[Data entries]
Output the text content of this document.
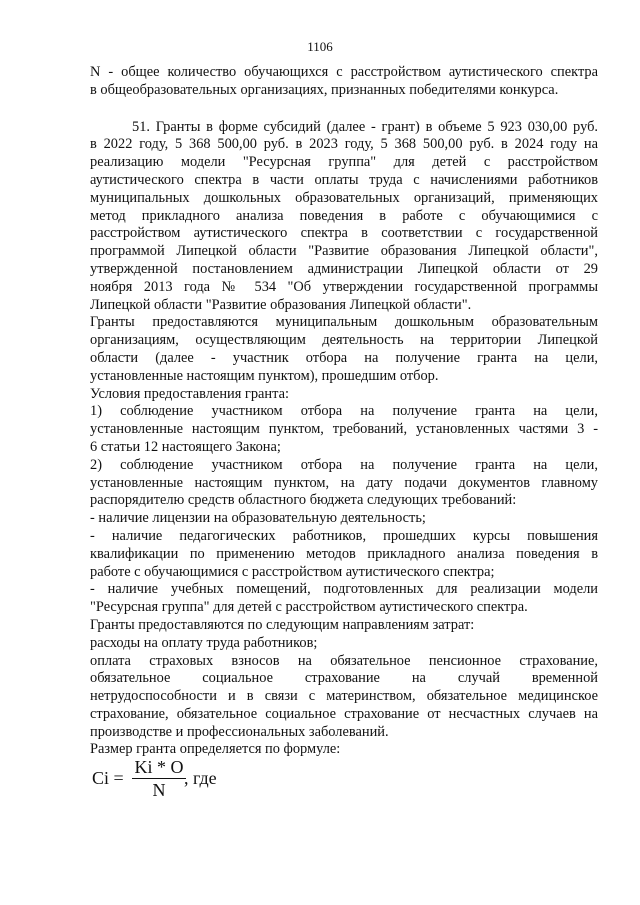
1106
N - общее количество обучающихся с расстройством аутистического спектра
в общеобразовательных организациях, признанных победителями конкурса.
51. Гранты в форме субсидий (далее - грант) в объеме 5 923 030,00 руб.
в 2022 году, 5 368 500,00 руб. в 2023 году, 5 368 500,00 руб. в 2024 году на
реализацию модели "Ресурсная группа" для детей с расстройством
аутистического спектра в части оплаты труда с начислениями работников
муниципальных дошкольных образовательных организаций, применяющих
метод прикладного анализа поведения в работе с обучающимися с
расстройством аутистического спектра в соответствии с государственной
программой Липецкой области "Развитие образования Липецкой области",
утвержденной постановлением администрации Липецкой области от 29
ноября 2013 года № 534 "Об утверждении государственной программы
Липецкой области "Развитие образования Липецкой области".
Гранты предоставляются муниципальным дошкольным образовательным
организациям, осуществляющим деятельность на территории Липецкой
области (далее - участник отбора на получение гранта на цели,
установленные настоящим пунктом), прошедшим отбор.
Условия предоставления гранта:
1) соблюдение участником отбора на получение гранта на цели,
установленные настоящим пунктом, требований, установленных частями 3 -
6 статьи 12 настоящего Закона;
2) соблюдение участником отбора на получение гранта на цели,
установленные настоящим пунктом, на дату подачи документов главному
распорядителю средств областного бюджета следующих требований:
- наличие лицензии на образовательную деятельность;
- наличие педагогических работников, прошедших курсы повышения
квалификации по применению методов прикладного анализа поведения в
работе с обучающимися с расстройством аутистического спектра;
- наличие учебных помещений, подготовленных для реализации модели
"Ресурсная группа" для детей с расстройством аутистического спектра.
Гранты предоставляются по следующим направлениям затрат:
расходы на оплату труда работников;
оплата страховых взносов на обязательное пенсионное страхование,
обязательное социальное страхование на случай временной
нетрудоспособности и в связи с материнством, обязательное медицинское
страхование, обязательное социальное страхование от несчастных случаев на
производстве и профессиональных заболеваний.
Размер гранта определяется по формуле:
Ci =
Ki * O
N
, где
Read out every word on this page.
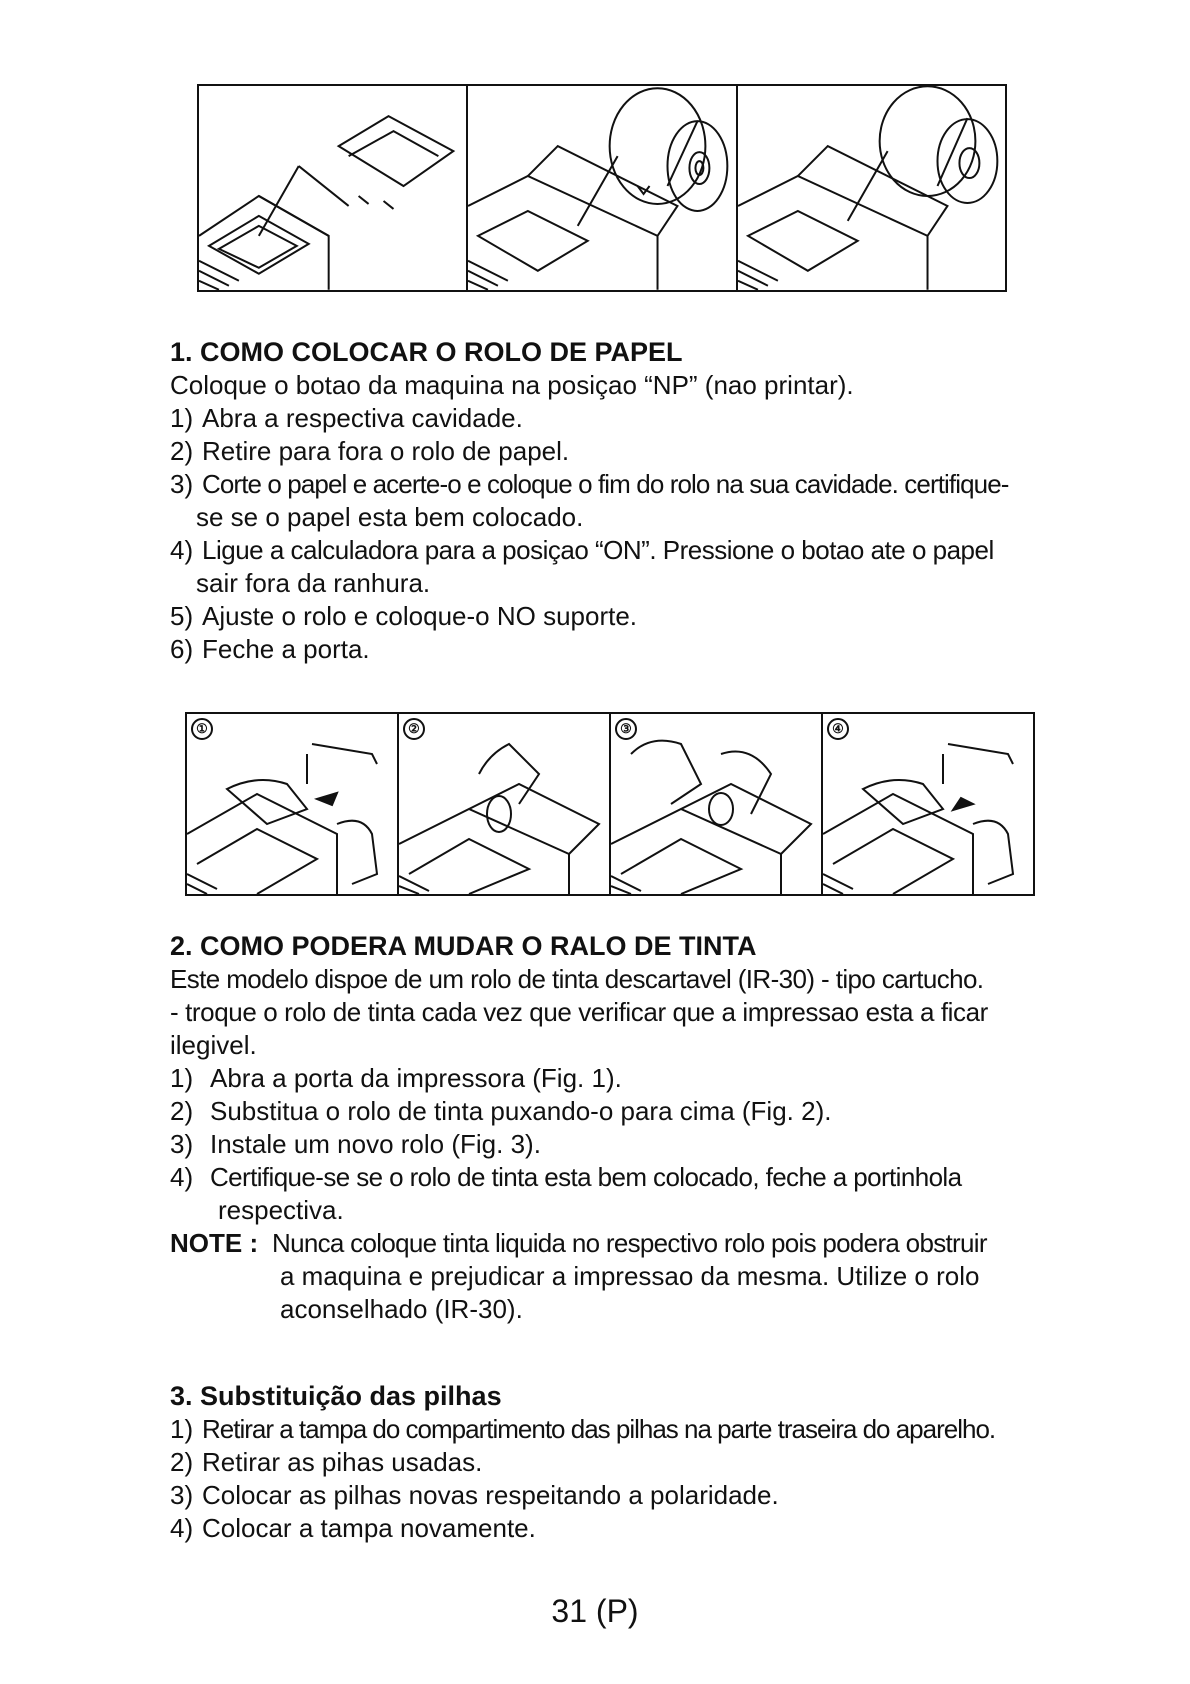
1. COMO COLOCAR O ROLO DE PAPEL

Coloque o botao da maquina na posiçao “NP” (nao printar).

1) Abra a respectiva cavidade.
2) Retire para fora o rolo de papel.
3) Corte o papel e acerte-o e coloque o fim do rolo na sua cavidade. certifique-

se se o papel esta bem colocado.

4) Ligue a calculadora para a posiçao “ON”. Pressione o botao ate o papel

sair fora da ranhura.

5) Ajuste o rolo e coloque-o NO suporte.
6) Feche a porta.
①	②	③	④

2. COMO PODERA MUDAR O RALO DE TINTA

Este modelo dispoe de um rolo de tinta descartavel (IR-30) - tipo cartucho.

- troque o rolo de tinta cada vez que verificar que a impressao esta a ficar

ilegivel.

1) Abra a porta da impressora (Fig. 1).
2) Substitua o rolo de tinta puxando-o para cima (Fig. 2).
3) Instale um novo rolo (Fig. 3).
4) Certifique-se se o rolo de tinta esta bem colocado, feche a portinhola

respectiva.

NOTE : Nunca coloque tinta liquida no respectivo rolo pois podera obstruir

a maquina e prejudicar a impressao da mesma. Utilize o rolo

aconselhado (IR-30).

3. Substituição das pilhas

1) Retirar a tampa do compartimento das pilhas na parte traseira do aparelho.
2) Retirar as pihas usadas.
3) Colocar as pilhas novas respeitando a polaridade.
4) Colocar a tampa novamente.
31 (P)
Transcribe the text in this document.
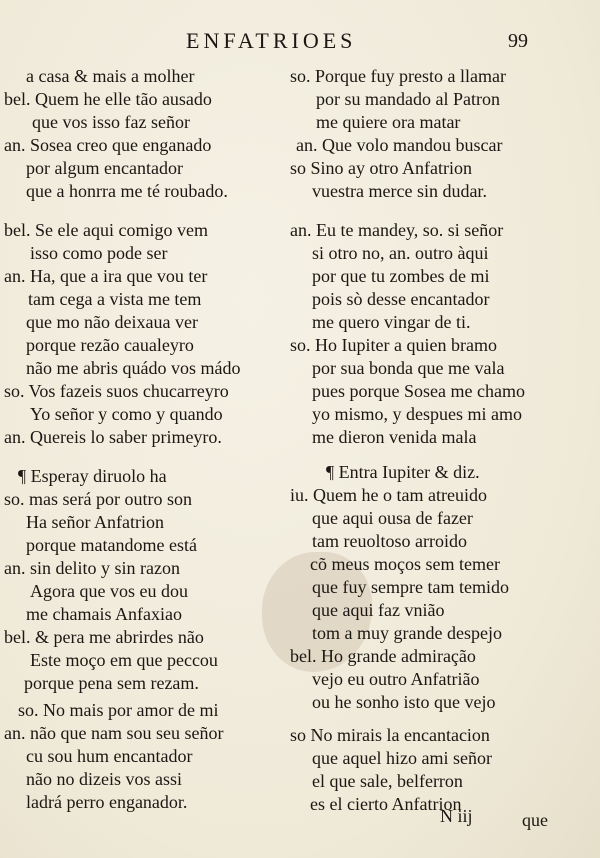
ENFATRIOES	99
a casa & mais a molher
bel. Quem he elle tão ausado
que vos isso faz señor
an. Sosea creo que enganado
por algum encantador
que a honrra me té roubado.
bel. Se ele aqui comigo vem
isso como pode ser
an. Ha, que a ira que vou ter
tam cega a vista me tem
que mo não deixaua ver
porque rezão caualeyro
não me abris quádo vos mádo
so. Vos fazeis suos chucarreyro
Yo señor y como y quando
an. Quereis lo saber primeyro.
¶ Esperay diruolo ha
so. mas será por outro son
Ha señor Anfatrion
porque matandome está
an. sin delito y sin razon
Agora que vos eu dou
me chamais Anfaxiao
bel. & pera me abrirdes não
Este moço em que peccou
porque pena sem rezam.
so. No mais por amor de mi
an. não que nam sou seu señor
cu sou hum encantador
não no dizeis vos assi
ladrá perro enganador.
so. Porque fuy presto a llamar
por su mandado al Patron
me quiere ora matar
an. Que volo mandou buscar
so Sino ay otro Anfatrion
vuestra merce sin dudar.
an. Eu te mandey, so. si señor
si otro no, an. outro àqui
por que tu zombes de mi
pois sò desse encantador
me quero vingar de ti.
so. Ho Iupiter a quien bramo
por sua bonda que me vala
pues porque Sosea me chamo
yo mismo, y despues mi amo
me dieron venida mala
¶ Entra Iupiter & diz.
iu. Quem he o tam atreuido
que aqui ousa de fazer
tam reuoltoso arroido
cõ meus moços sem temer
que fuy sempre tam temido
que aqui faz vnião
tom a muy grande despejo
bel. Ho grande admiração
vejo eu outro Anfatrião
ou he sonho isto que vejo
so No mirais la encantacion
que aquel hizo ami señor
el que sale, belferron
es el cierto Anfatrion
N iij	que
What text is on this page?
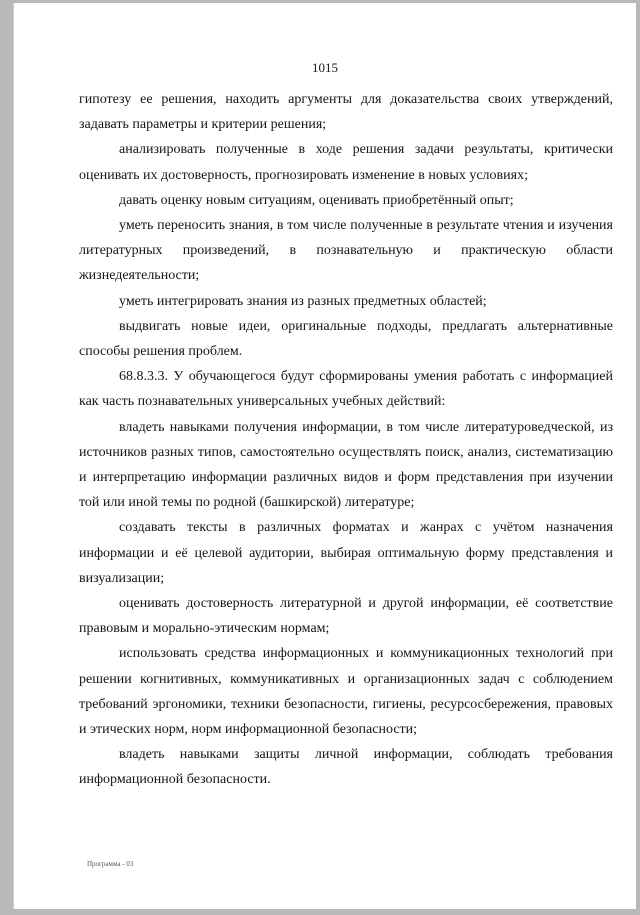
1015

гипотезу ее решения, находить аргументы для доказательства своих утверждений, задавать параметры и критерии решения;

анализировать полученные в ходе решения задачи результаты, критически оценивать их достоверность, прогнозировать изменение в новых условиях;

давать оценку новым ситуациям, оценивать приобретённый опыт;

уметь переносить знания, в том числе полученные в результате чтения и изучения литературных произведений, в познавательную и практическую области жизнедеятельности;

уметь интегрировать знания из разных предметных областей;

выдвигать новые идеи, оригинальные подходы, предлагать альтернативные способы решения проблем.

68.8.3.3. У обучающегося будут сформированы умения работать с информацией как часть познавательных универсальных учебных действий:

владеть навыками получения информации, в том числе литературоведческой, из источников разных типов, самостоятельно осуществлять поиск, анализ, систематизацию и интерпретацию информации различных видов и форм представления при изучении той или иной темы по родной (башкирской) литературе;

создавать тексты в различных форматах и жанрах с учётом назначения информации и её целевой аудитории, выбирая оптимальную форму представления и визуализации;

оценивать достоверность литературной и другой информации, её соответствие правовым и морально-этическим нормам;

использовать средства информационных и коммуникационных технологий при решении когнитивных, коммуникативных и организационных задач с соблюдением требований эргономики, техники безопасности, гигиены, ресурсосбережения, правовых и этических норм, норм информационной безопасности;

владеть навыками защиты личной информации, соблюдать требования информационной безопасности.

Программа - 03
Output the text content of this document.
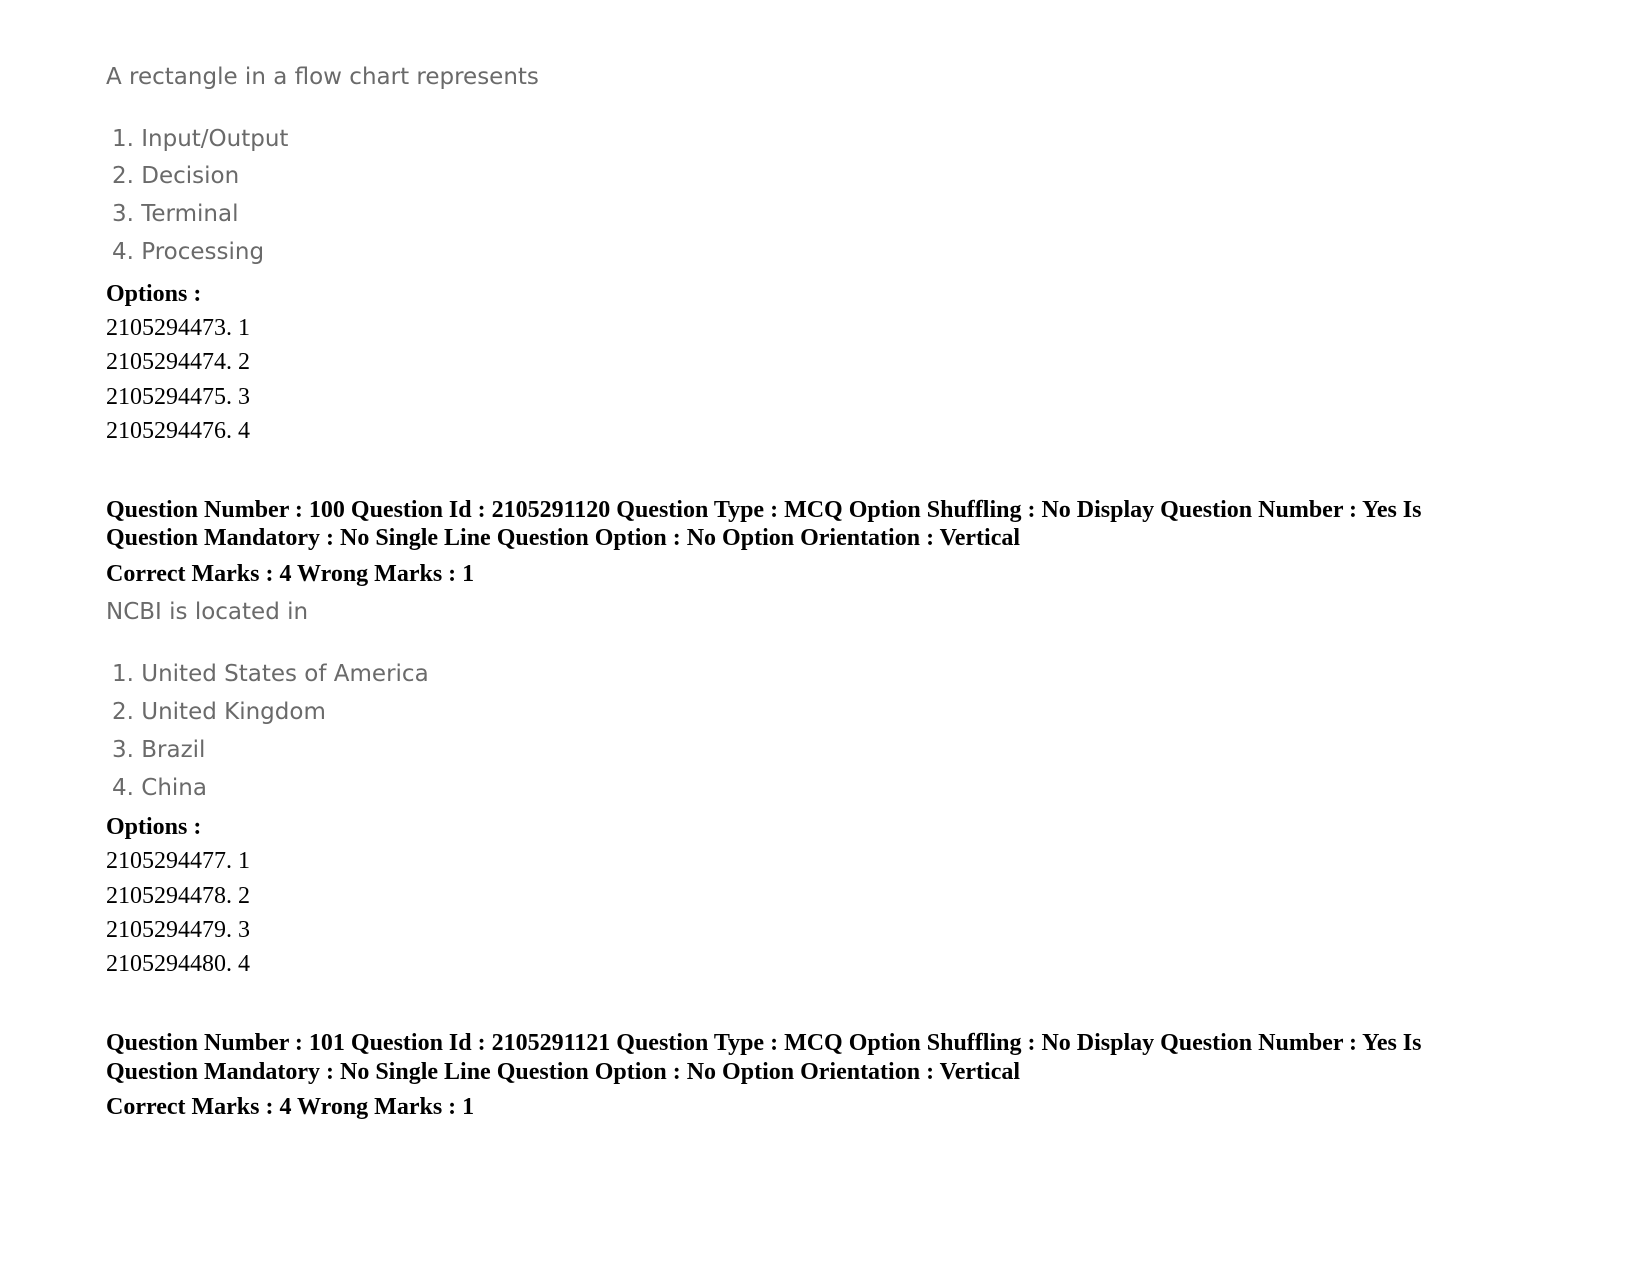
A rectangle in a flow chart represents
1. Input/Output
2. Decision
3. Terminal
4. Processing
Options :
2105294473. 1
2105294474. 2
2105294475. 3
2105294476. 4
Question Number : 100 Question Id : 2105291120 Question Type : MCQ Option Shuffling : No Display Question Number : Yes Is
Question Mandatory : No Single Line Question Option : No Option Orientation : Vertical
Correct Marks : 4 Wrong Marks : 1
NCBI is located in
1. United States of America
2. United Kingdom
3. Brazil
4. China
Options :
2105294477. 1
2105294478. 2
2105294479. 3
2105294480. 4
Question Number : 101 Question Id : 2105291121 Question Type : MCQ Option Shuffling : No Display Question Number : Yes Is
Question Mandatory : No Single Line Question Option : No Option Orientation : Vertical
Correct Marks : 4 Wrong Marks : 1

WRITTEN EXERCISE – Copy each line above that contains the string "this".

IN RESPONSE –
Output the text content of this document.
Read out every word on this page.
Transcribe the text in this document.
What text is on this page?
Output the text content of this document.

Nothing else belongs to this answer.